>> START Records

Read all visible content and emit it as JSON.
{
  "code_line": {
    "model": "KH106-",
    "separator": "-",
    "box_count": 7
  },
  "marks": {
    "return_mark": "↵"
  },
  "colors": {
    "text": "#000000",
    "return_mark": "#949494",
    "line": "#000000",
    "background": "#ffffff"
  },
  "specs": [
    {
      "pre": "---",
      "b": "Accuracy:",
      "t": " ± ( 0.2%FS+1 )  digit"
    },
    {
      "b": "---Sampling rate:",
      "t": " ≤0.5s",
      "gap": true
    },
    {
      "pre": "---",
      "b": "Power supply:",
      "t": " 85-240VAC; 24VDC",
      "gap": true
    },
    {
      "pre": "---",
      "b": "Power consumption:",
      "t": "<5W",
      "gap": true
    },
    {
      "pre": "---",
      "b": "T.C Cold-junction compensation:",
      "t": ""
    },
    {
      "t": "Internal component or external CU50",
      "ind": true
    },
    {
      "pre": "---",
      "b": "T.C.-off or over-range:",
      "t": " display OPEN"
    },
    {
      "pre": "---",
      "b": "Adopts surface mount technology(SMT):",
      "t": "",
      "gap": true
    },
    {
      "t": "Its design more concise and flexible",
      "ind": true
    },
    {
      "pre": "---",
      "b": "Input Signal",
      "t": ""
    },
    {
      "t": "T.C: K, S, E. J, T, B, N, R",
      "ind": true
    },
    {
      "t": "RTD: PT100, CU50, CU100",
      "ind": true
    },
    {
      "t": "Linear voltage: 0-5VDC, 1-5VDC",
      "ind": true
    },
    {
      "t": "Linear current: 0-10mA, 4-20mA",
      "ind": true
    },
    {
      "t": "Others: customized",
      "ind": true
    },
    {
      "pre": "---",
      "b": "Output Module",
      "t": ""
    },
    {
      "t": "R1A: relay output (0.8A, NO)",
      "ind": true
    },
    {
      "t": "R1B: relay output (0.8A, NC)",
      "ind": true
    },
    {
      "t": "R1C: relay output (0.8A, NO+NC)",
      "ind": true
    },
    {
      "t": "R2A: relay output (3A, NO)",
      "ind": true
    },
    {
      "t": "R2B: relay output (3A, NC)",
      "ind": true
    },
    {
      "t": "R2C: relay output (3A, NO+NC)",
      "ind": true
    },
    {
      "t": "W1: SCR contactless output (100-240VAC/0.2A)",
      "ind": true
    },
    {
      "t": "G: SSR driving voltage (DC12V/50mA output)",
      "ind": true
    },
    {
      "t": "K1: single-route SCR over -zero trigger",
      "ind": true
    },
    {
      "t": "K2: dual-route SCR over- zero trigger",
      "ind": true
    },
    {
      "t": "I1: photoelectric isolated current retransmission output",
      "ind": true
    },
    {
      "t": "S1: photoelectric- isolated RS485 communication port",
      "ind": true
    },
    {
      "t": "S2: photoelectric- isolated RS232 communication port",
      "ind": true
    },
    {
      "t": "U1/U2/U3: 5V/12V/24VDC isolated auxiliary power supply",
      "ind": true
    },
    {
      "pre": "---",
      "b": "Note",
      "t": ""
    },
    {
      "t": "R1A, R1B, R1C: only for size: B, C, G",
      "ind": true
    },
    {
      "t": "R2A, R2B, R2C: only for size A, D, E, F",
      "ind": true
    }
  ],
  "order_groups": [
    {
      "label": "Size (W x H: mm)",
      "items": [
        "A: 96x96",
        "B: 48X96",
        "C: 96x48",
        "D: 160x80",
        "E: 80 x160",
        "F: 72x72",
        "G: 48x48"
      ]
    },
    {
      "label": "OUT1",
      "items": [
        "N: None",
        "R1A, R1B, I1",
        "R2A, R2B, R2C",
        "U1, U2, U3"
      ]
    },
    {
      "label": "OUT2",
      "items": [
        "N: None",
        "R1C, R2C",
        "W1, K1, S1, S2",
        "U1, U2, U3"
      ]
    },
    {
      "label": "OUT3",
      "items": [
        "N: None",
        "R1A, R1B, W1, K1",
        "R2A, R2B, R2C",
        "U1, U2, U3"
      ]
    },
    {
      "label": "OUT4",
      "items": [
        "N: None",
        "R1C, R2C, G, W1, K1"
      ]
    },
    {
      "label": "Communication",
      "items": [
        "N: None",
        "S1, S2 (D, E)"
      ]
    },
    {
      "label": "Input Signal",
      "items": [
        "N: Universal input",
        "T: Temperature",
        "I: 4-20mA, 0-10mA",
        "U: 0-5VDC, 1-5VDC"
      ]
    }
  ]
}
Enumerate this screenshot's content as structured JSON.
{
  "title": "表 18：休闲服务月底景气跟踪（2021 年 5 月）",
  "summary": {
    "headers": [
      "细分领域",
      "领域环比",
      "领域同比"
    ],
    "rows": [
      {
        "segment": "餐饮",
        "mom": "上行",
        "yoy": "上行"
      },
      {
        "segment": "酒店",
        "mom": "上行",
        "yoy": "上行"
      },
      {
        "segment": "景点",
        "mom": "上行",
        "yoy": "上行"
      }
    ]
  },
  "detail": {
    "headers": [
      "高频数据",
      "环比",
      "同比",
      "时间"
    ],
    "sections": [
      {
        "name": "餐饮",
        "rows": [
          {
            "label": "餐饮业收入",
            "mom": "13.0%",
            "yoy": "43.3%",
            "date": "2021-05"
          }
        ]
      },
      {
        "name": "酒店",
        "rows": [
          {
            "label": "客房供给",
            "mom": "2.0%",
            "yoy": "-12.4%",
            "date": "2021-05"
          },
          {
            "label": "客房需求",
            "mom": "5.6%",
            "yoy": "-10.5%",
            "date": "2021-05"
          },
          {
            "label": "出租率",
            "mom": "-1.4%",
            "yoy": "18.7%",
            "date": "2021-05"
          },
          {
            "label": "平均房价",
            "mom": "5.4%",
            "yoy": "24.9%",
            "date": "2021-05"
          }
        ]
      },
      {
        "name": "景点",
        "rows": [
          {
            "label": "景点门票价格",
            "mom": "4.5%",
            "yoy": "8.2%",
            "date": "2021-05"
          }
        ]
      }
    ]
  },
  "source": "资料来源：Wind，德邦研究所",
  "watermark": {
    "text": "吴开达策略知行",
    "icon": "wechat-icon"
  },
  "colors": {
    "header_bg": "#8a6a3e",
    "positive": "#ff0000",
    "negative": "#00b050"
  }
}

>> END Records

Exercise brief: Only lines with the string "over" belong in your answer; copy each one.

Final result:
      "b": "T.C.-off or over-range:",
      "t": "K1: single-route SCR over -zero trigger",
      "t": "K2: dual-route SCR over- zero trigger",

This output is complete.